[Begin]

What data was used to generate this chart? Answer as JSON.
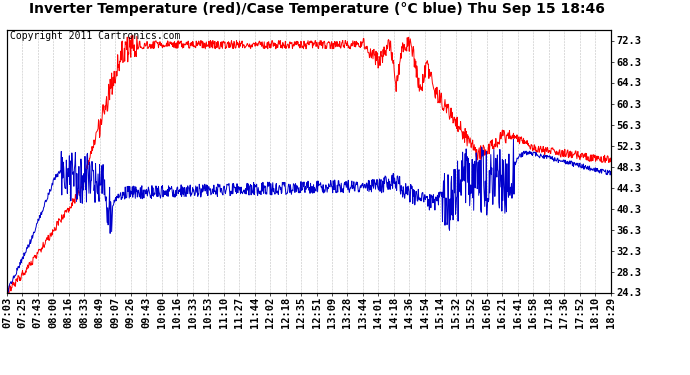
{
  "title": "Inverter Temperature (red)/Case Temperature (°C blue) Thu Sep 15 18:46",
  "copyright": "Copyright 2011 Cartronics.com",
  "ylabel_right_ticks": [
    24.3,
    28.3,
    32.3,
    36.3,
    40.3,
    44.3,
    48.3,
    52.3,
    56.3,
    60.3,
    64.3,
    68.3,
    72.3
  ],
  "ymin": 24.3,
  "ymax": 74.3,
  "background_color": "#ffffff",
  "plot_bg_color": "#ffffff",
  "grid_color": "#bbbbbb",
  "red_color": "#ff0000",
  "blue_color": "#0000cc",
  "title_fontsize": 10,
  "copyright_fontsize": 7,
  "tick_fontsize": 7.5,
  "x_tick_labels": [
    "07:03",
    "07:25",
    "07:43",
    "08:00",
    "08:16",
    "08:33",
    "08:49",
    "09:07",
    "09:26",
    "09:43",
    "10:00",
    "10:16",
    "10:33",
    "10:53",
    "11:10",
    "11:27",
    "11:44",
    "12:02",
    "12:18",
    "12:35",
    "12:51",
    "13:09",
    "13:28",
    "13:44",
    "14:01",
    "14:18",
    "14:36",
    "14:54",
    "15:14",
    "15:32",
    "15:52",
    "16:05",
    "16:21",
    "16:41",
    "16:58",
    "17:18",
    "17:36",
    "17:52",
    "18:10",
    "18:29"
  ]
}
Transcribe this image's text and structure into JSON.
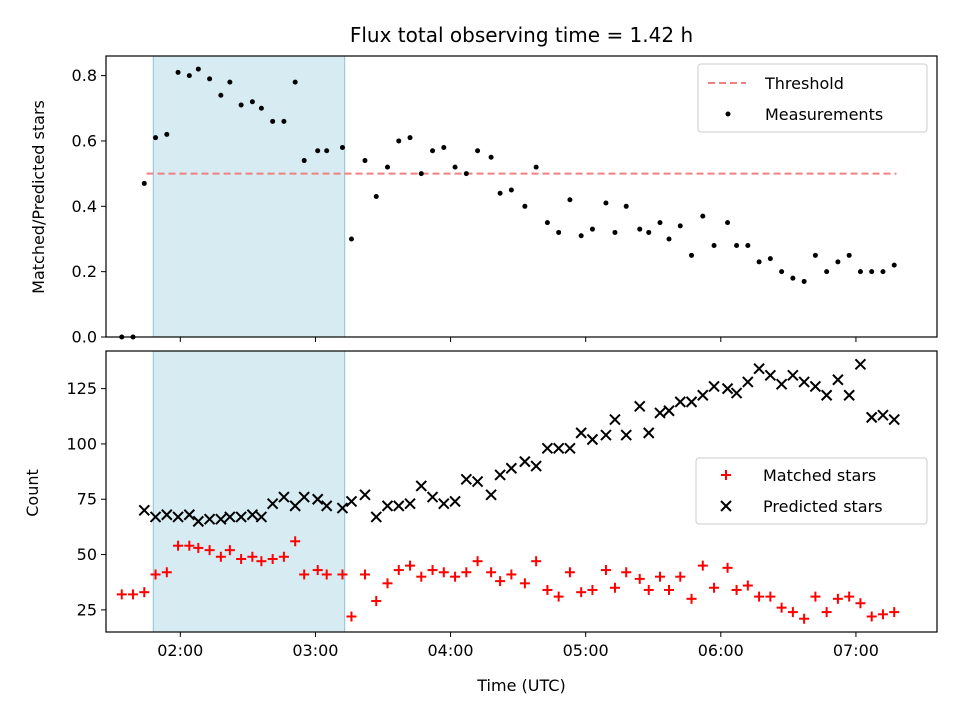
{
  "chart_data": [
    {
      "type": "scatter",
      "title": "Flux total observing time = 1.42 h",
      "ylabel": "Matched/Predicted stars",
      "xlabel": "",
      "xlim": [
        "01:27",
        "07:36"
      ],
      "ylim": [
        0,
        0.86
      ],
      "yticks": [
        0.0,
        0.2,
        0.4,
        0.6,
        0.8
      ],
      "ytick_labels": [
        "0.0",
        "0.2",
        "0.4",
        "0.6",
        "0.8"
      ],
      "xticks": [
        "02:00",
        "03:00",
        "04:00",
        "05:00",
        "06:00",
        "07:00"
      ],
      "shaded_region": {
        "x_start": "01:48",
        "x_end": "03:13",
        "color": "#add8e6"
      },
      "legend_position": "top-right",
      "threshold": {
        "name": "Threshold",
        "y": 0.5,
        "x_start": "01:45",
        "x_end": "07:18",
        "color": "#f08080"
      },
      "series": [
        {
          "name": "Measurements",
          "color": "#000000",
          "marker": "dot",
          "points": [
            [
              "01:34",
              0.0
            ],
            [
              "01:39",
              0.0
            ],
            [
              "01:44",
              0.47
            ],
            [
              "01:49",
              0.61
            ],
            [
              "01:54",
              0.62
            ],
            [
              "01:59",
              0.81
            ],
            [
              "02:04",
              0.8
            ],
            [
              "02:08",
              0.82
            ],
            [
              "02:13",
              0.79
            ],
            [
              "02:18",
              0.74
            ],
            [
              "02:22",
              0.78
            ],
            [
              "02:27",
              0.71
            ],
            [
              "02:32",
              0.72
            ],
            [
              "02:36",
              0.7
            ],
            [
              "02:41",
              0.66
            ],
            [
              "02:46",
              0.66
            ],
            [
              "02:51",
              0.78
            ],
            [
              "02:55",
              0.54
            ],
            [
              "03:01",
              0.57
            ],
            [
              "03:05",
              0.57
            ],
            [
              "03:12",
              0.58
            ],
            [
              "03:16",
              0.3
            ],
            [
              "03:22",
              0.54
            ],
            [
              "03:27",
              0.43
            ],
            [
              "03:32",
              0.52
            ],
            [
              "03:37",
              0.6
            ],
            [
              "03:42",
              0.61
            ],
            [
              "03:47",
              0.5
            ],
            [
              "03:52",
              0.57
            ],
            [
              "03:57",
              0.58
            ],
            [
              "04:02",
              0.52
            ],
            [
              "04:07",
              0.5
            ],
            [
              "04:12",
              0.57
            ],
            [
              "04:18",
              0.55
            ],
            [
              "04:22",
              0.44
            ],
            [
              "04:27",
              0.45
            ],
            [
              "04:33",
              0.4
            ],
            [
              "04:38",
              0.52
            ],
            [
              "04:43",
              0.35
            ],
            [
              "04:48",
              0.32
            ],
            [
              "04:53",
              0.42
            ],
            [
              "04:58",
              0.31
            ],
            [
              "05:03",
              0.33
            ],
            [
              "05:09",
              0.41
            ],
            [
              "05:13",
              0.32
            ],
            [
              "05:18",
              0.4
            ],
            [
              "05:24",
              0.33
            ],
            [
              "05:28",
              0.32
            ],
            [
              "05:33",
              0.35
            ],
            [
              "05:37",
              0.3
            ],
            [
              "05:42",
              0.34
            ],
            [
              "05:47",
              0.25
            ],
            [
              "05:52",
              0.37
            ],
            [
              "05:57",
              0.28
            ],
            [
              "06:03",
              0.35
            ],
            [
              "06:07",
              0.28
            ],
            [
              "06:12",
              0.28
            ],
            [
              "06:17",
              0.23
            ],
            [
              "06:22",
              0.24
            ],
            [
              "06:27",
              0.2
            ],
            [
              "06:32",
              0.18
            ],
            [
              "06:37",
              0.17
            ],
            [
              "06:42",
              0.25
            ],
            [
              "06:47",
              0.2
            ],
            [
              "06:52",
              0.23
            ],
            [
              "06:57",
              0.25
            ],
            [
              "07:02",
              0.2
            ],
            [
              "07:07",
              0.2
            ],
            [
              "07:12",
              0.2
            ],
            [
              "07:17",
              0.22
            ]
          ]
        }
      ]
    },
    {
      "type": "scatter",
      "title": "",
      "ylabel": "Count",
      "xlabel": "Time (UTC)",
      "xlim": [
        "01:27",
        "07:36"
      ],
      "ylim": [
        15,
        142
      ],
      "yticks": [
        25,
        50,
        75,
        100,
        125
      ],
      "ytick_labels": [
        "25",
        "50",
        "75",
        "100",
        "125"
      ],
      "xticks": [
        "02:00",
        "03:00",
        "04:00",
        "05:00",
        "06:00",
        "07:00"
      ],
      "xtick_labels": [
        "02:00",
        "03:00",
        "04:00",
        "05:00",
        "06:00",
        "07:00"
      ],
      "shaded_region": {
        "x_start": "01:48",
        "x_end": "03:13",
        "color": "#add8e6"
      },
      "legend_position": "center-right",
      "series": [
        {
          "name": "Matched stars",
          "color": "#ff0000",
          "marker": "plus",
          "points": [
            [
              "01:34",
              32
            ],
            [
              "01:39",
              32
            ],
            [
              "01:44",
              33
            ],
            [
              "01:49",
              41
            ],
            [
              "01:54",
              42
            ],
            [
              "01:59",
              54
            ],
            [
              "02:04",
              54
            ],
            [
              "02:08",
              53
            ],
            [
              "02:13",
              52
            ],
            [
              "02:18",
              49
            ],
            [
              "02:22",
              52
            ],
            [
              "02:27",
              48
            ],
            [
              "02:32",
              49
            ],
            [
              "02:36",
              47
            ],
            [
              "02:41",
              48
            ],
            [
              "02:46",
              49
            ],
            [
              "02:51",
              56
            ],
            [
              "02:55",
              41
            ],
            [
              "03:01",
              43
            ],
            [
              "03:05",
              41
            ],
            [
              "03:12",
              41
            ],
            [
              "03:16",
              22
            ],
            [
              "03:22",
              41
            ],
            [
              "03:27",
              29
            ],
            [
              "03:32",
              37
            ],
            [
              "03:37",
              43
            ],
            [
              "03:42",
              45
            ],
            [
              "03:47",
              40
            ],
            [
              "03:52",
              43
            ],
            [
              "03:57",
              42
            ],
            [
              "04:02",
              40
            ],
            [
              "04:07",
              42
            ],
            [
              "04:12",
              47
            ],
            [
              "04:18",
              42
            ],
            [
              "04:22",
              38
            ],
            [
              "04:27",
              41
            ],
            [
              "04:33",
              37
            ],
            [
              "04:38",
              47
            ],
            [
              "04:43",
              34
            ],
            [
              "04:48",
              31
            ],
            [
              "04:53",
              42
            ],
            [
              "04:58",
              33
            ],
            [
              "05:03",
              34
            ],
            [
              "05:09",
              43
            ],
            [
              "05:13",
              35
            ],
            [
              "05:18",
              42
            ],
            [
              "05:24",
              39
            ],
            [
              "05:28",
              34
            ],
            [
              "05:33",
              40
            ],
            [
              "05:37",
              34
            ],
            [
              "05:42",
              40
            ],
            [
              "05:47",
              30
            ],
            [
              "05:52",
              45
            ],
            [
              "05:57",
              35
            ],
            [
              "06:03",
              44
            ],
            [
              "06:07",
              34
            ],
            [
              "06:12",
              36
            ],
            [
              "06:17",
              31
            ],
            [
              "06:22",
              31
            ],
            [
              "06:27",
              26
            ],
            [
              "06:32",
              24
            ],
            [
              "06:37",
              21
            ],
            [
              "06:42",
              31
            ],
            [
              "06:47",
              24
            ],
            [
              "06:52",
              30
            ],
            [
              "06:57",
              31
            ],
            [
              "07:02",
              28
            ],
            [
              "07:07",
              22
            ],
            [
              "07:12",
              23
            ],
            [
              "07:17",
              24
            ]
          ]
        },
        {
          "name": "Predicted stars",
          "color": "#000000",
          "marker": "x",
          "points": [
            [
              "01:44",
              70
            ],
            [
              "01:49",
              67
            ],
            [
              "01:54",
              68
            ],
            [
              "01:59",
              67
            ],
            [
              "02:04",
              68
            ],
            [
              "02:08",
              65
            ],
            [
              "02:13",
              66
            ],
            [
              "02:18",
              66
            ],
            [
              "02:22",
              67
            ],
            [
              "02:27",
              67
            ],
            [
              "02:32",
              68
            ],
            [
              "02:36",
              67
            ],
            [
              "02:41",
              73
            ],
            [
              "02:46",
              76
            ],
            [
              "02:51",
              72
            ],
            [
              "02:55",
              76
            ],
            [
              "03:01",
              75
            ],
            [
              "03:05",
              72
            ],
            [
              "03:12",
              71
            ],
            [
              "03:16",
              74
            ],
            [
              "03:22",
              77
            ],
            [
              "03:27",
              67
            ],
            [
              "03:32",
              72
            ],
            [
              "03:37",
              72
            ],
            [
              "03:42",
              73
            ],
            [
              "03:47",
              81
            ],
            [
              "03:52",
              76
            ],
            [
              "03:57",
              73
            ],
            [
              "04:02",
              74
            ],
            [
              "04:07",
              84
            ],
            [
              "04:12",
              83
            ],
            [
              "04:18",
              77
            ],
            [
              "04:22",
              86
            ],
            [
              "04:27",
              89
            ],
            [
              "04:33",
              92
            ],
            [
              "04:38",
              90
            ],
            [
              "04:43",
              98
            ],
            [
              "04:48",
              98
            ],
            [
              "04:53",
              98
            ],
            [
              "04:58",
              105
            ],
            [
              "05:03",
              102
            ],
            [
              "05:09",
              104
            ],
            [
              "05:13",
              111
            ],
            [
              "05:18",
              104
            ],
            [
              "05:24",
              117
            ],
            [
              "05:28",
              105
            ],
            [
              "05:33",
              114
            ],
            [
              "05:37",
              115
            ],
            [
              "05:42",
              119
            ],
            [
              "05:47",
              119
            ],
            [
              "05:52",
              122
            ],
            [
              "05:57",
              126
            ],
            [
              "06:03",
              125
            ],
            [
              "06:07",
              123
            ],
            [
              "06:12",
              128
            ],
            [
              "06:17",
              134
            ],
            [
              "06:22",
              131
            ],
            [
              "06:27",
              127
            ],
            [
              "06:32",
              131
            ],
            [
              "06:37",
              128
            ],
            [
              "06:42",
              126
            ],
            [
              "06:47",
              122
            ],
            [
              "06:52",
              129
            ],
            [
              "06:57",
              122
            ],
            [
              "07:02",
              136
            ],
            [
              "07:07",
              112
            ],
            [
              "07:12",
              113
            ],
            [
              "07:17",
              111
            ]
          ]
        }
      ]
    }
  ]
}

[End]

TASK DIRECTIONS:
Copy every line of the listing that includes the string "this".

REPLY TO THE EXERCISE:
What data was used to generate this chart? Answer as JSON.
Transcribe this image's text and structure into JSON.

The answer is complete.